**Written request:**
Emit the data below verbatim, stripping out any pictures.

**Collected data:**

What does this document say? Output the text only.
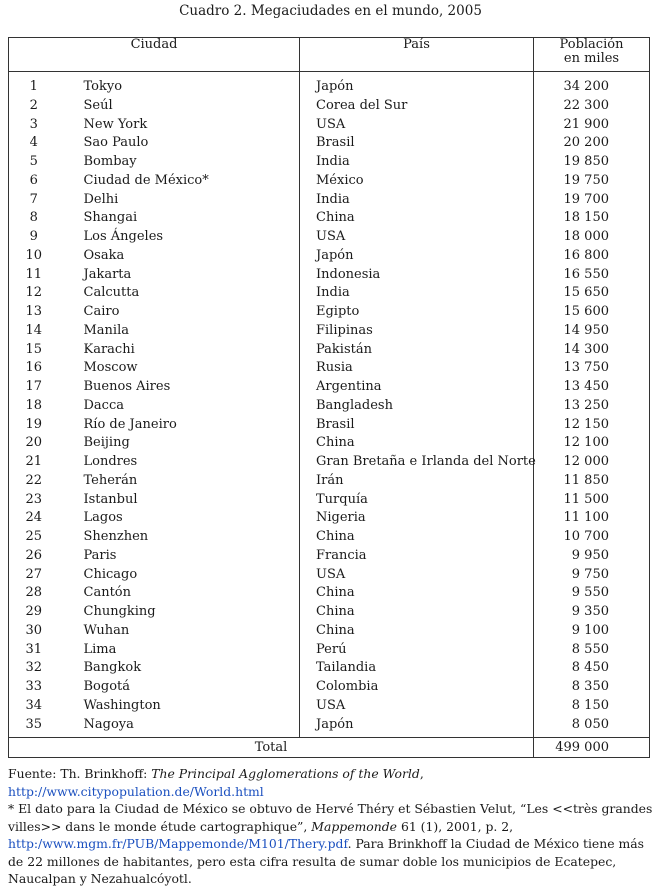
Cuadro 2. Megaciudades en el mundo, 2005
Ciudad		País	Población
en miles
1	Tokyo	Japón	34 200
2	Seúl	Corea del Sur	22 300
3	New York	USA	21 900
4	Sao Paulo	Brasil	20 200
5	Bombay	India	19 850
6	Ciudad de México*	México	19 750
7	Delhi	India	19 700
8	Shangai	China	18 150
9	Los Ángeles	USA	18 000
10	Osaka	Japón	16 800
11	Jakarta	Indonesia	16 550
12	Calcutta	India	15 650
13	Cairo	Egipto	15 600
14	Manila	Filipinas	14 950
15	Karachi	Pakistán	14 300
16	Moscow	Rusia	13 750
17	Buenos Aires	Argentina	13 450
18	Dacca	Bangladesh	13 250
19	Río de Janeiro	Brasil	12 150
20	Beijing	China	12 100
21	Londres	Gran Bretaña e Irlanda del Norte	12 000
22	Teherán	Irán	11 850
23	Istanbul	Turquía	11 500
24	Lagos	Nigeria	11 100
25	Shenzhen	China	10 700
26	Paris	Francia	9 950
27	Chicago	USA	9 750
28	Cantón	China	9 550
29	Chungking	China	9 350
30	Wuhan	China	9 100
31	Lima	Perú	8 550
32	Bangkok	Tailandia	8 450
33	Bogotá	Colombia	8 350
34	Washington	USA	8 150
35	Nagoya	Japón	8 050
Total			499 000

Fuente: Th. Brinkhoff: The Principal Agglomerations of the World, http://www.citypopulation.de/World.html

* El dato para la Ciudad de México se obtuvo de Hervé Théry et Sébastien Velut, “Les <<très grandes villes>> dans le monde étude cartographique”, Mappemonde 61 (1), 2001, p. 2, http:/www.mgm.fr/PUB/Mappemonde/M101/Thery.pdf. Para Brinkhoff la Ciudad de México tiene más de 22 millones de habitantes, pero esta cifra resulta de sumar doble los municipios de Ecatepec, Naucalpan y Nezahualcóyotl.
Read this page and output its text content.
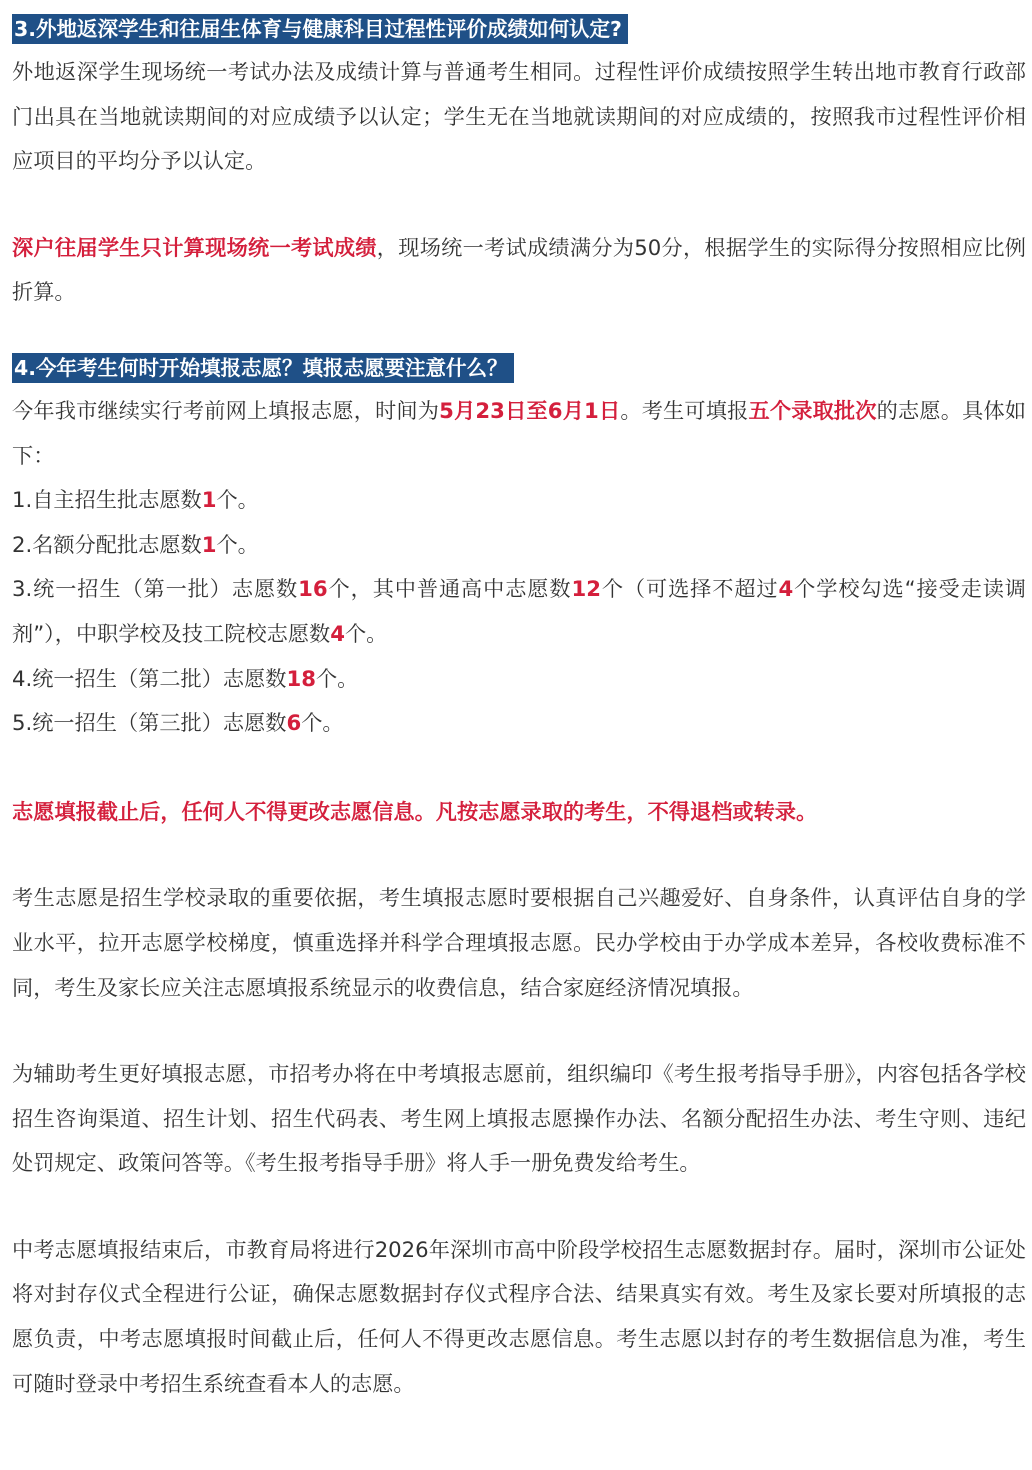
3.外地返深学生和往届生体育与健康科目过程性评价成绩如何认定?

外地返深学生现场统一考试办法及成绩计算与普通考生相同。过程性评价成绩按照学生转出地市教育行政部门出具在当地就读期间的对应成绩予以认定；学生无在当地就读期间的对应成绩的，按照我市过程性评价相应项目的平均分予以认定。

深户往届学生只计算现场统一考试成绩，现场统一考试成绩满分为50分，根据学生的实际得分按照相应比例折算。

4.今年考生何时开始填报志愿？填报志愿要注意什么？

今年我市继续实行考前网上填报志愿，时间为5月23日至6月1日。考生可填报五个录取批次的志愿。具体如下：

1.自主招生批志愿数1个。

2.名额分配批志愿数1个。

3.统一招生（第一批）志愿数16个，其中普通高中志愿数12个（可选择不超过4个学校勾选“接受走读调剂”），中职学校及技工院校志愿数4个。

4.统一招生（第二批）志愿数18个。

5.统一招生（第三批）志愿数6个。

志愿填报截止后，任何人不得更改志愿信息。凡按志愿录取的考生，不得退档或转录。

考生志愿是招生学校录取的重要依据，考生填报志愿时要根据自己兴趣爱好、自身条件，认真评估自身的学业水平，拉开志愿学校梯度，慎重选择并科学合理填报志愿。民办学校由于办学成本差异，各校收费标准不同，考生及家长应关注志愿填报系统显示的收费信息，结合家庭经济情况填报。

为辅助考生更好填报志愿，市招考办将在中考填报志愿前，组织编印《考生报考指导手册》，内容包括各学校招生咨询渠道、招生计划、招生代码表、考生网上填报志愿操作办法、名额分配招生办法、考生守则、违纪处罚规定、政策问答等。《考生报考指导手册》将人手一册免费发给考生。

中考志愿填报结束后，市教育局将进行2026年深圳市高中阶段学校招生志愿数据封存。届时，深圳市公证处将对封存仪式全程进行公证，确保志愿数据封存仪式程序合法、结果真实有效。考生及家长要对所填报的志愿负责，中考志愿填报时间截止后，任何人不得更改志愿信息。考生志愿以封存的考生数据信息为准，考生可随时登录中考招生系统查看本人的志愿。
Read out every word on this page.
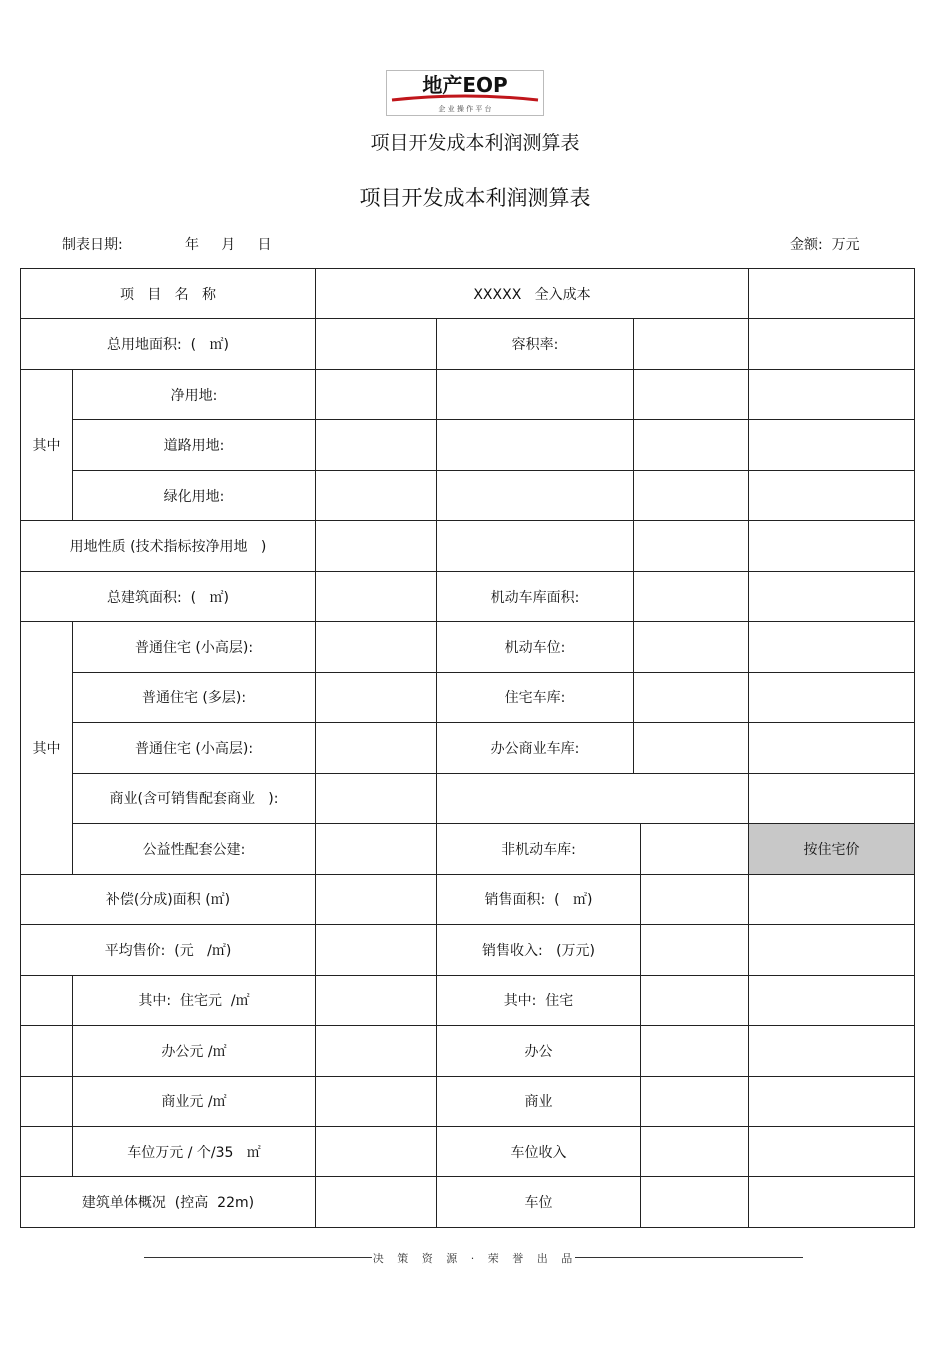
地产EOP
企 业 操 作 平 台
项目开发成本利润测算表
项目开发成本利润测算表
制表日期:	年     月     日	金额:  万元
项   目   名   称		XXXXX   全入成本				
总用地面积:  (   ㎡)			容积率:			
其中	净用地:					
	道路用地:					
	绿化用地:					
用地性质 (技术指标按净用地   )						
总建筑面积:  (   ㎡)			机动车库面积:			
其中	普通住宅 (小高层):		机动车位:			
	普通住宅 (多层):		住宅车库:			
	普通住宅 (小高层):		办公商业车库:			
	商业(含可销售配套商业   ):					
	公益性配套公建:		非机动车库:			按住宅价
补偿(分成)面积 (㎡)			销售面积:  (   ㎡)			
平均售价:  (元   /㎡)			销售收入:   (万元)			
	其中:  住宅元  /㎡		其中:  住宅			
	办公元 /㎡		办公			
	商业元 /㎡		商业			
	车位万元 / 个/35   ㎡		车位收入			
建筑单体概况  (控高  22m)			车位			
决 策 资 源 · 荣 誉 出 品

**Completed task:**
What does this document say? Output the text only.
Cuadro 2. Megaciudades en el mundo, 2005
Ciudad		País	Población
en miles
1	Tokyo	Japón	34 200
2	Seúl	Corea del Sur	22 300
3	New York	USA	21 900
4	Sao Paulo	Brasil	20 200
5	Bombay	India	19 850
6	Ciudad de México*	México	19 750
7	Delhi	India	19 700
8	Shangai	China	18 150
9	Los Ángeles	USA	18 000
10	Osaka	Japón	16 800
11	Jakarta	Indonesia	16 550
12	Calcutta	India	15 650
13	Cairo	Egipto	15 600
14	Manila	Filipinas	14 950
15	Karachi	Pakistán	14 300
16	Moscow	Rusia	13 750
17	Buenos Aires	Argentina	13 450
18	Dacca	Bangladesh	13 250
19	Río de Janeiro	Brasil	12 150
20	Beijing	China	12 100
21	Londres	Gran Bretaña e Irlanda del Norte	12 000
22	Teherán	Irán	11 850
23	Istanbul	Turquía	11 500
24	Lagos	Nigeria	11 100
25	Shenzhen	China	10 700
26	Paris	Francia	9 950
27	Chicago	USA	9 750
28	Cantón	China	9 550
29	Chungking	China	9 350
30	Wuhan	China	9 100
31	Lima	Perú	8 550
32	Bangkok	Tailandia	8 450
33	Bogotá	Colombia	8 350
34	Washington	USA	8 150
35	Nagoya	Japón	8 050
Total			499 000

Fuente: Th. Brinkhoff: The Principal Agglomerations of the World, http://www.citypopulation.de/World.html

* El dato para la Ciudad de México se obtuvo de Hervé Théry et Sébastien Velut, “Les <<très grandes villes>> dans le monde étude cartographique”, Mappemonde 61 (1), 2001, p. 2, http:/www.mgm.fr/PUB/Mappemonde/M101/Thery.pdf. Para Brinkhoff la Ciudad de México tiene más de 22 millones de habitantes, pero esta cifra resulta de sumar doble los municipios de Ecatepec, Naucalpan y Nezahualcóyotl.
Read this page and output its text content.
3.外地返深学生和往届生体育与健康科目过程性评价成绩如何认定?

外地返深学生现场统一考试办法及成绩计算与普通考生相同。过程性评价成绩按照学生转出地市教育行政部门出具在当地就读期间的对应成绩予以认定；学生无在当地就读期间的对应成绩的，按照我市过程性评价相应项目的平均分予以认定。

深户往届学生只计算现场统一考试成绩，现场统一考试成绩满分为50分，根据学生的实际得分按照相应比例折算。

4.今年考生何时开始填报志愿？填报志愿要注意什么？

今年我市继续实行考前网上填报志愿，时间为5月23日至6月1日。考生可填报五个录取批次的志愿。具体如下：

1.自主招生批志愿数1个。

2.名额分配批志愿数1个。

3.统一招生（第一批）志愿数16个，其中普通高中志愿数12个（可选择不超过4个学校勾选“接受走读调剂”），中职学校及技工院校志愿数4个。

4.统一招生（第二批）志愿数18个。

5.统一招生（第三批）志愿数6个。

志愿填报截止后，任何人不得更改志愿信息。凡按志愿录取的考生，不得退档或转录。

考生志愿是招生学校录取的重要依据，考生填报志愿时要根据自己兴趣爱好、自身条件，认真评估自身的学业水平，拉开志愿学校梯度，慎重选择并科学合理填报志愿。民办学校由于办学成本差异，各校收费标准不同，考生及家长应关注志愿填报系统显示的收费信息，结合家庭经济情况填报。

为辅助考生更好填报志愿，市招考办将在中考填报志愿前，组织编印《考生报考指导手册》，内容包括各学校招生咨询渠道、招生计划、招生代码表、考生网上填报志愿操作办法、名额分配招生办法、考生守则、违纪处罚规定、政策问答等。《考生报考指导手册》将人手一册免费发给考生。

中考志愿填报结束后，市教育局将进行2026年深圳市高中阶段学校招生志愿数据封存。届时，深圳市公证处将对封存仪式全程进行公证，确保志愿数据封存仪式程序合法、结果真实有效。考生及家长要对所填报的志愿负责，中考志愿填报时间截止后，任何人不得更改志愿信息。考生志愿以封存的考生数据信息为准，考生可随时登录中考招生系统查看本人的志愿。
Read out every word on this page.
地产EOP
企 业 操 作 平 台
项目开发成本利润测算表
项目开发成本利润测算表
制表日期:	年     月     日	金额:  万元
项   目   名   称		XXXXX   全入成本				
总用地面积:  (   ㎡)			容积率:			
其中	净用地:					
	道路用地:					
	绿化用地:					
用地性质 (技术指标按净用地   )						
总建筑面积:  (   ㎡)			机动车库面积:			
其中	普通住宅 (小高层):		机动车位:			
	普通住宅 (多层):		住宅车库:			
	普通住宅 (小高层):		办公商业车库:			
	商业(含可销售配套商业   ):					
	公益性配套公建:		非机动车库:			按住宅价
补偿(分成)面积 (㎡)			销售面积:  (   ㎡)			
平均售价:  (元   /㎡)			销售收入:   (万元)			
	其中:  住宅元  /㎡		其中:  住宅			
	办公元 /㎡		办公			
	商业元 /㎡		商业			
	车位万元 / 个/35   ㎡		车位收入			
建筑单体概况  (控高  22m)			车位			
决 策 资 源 · 荣 誉 出 品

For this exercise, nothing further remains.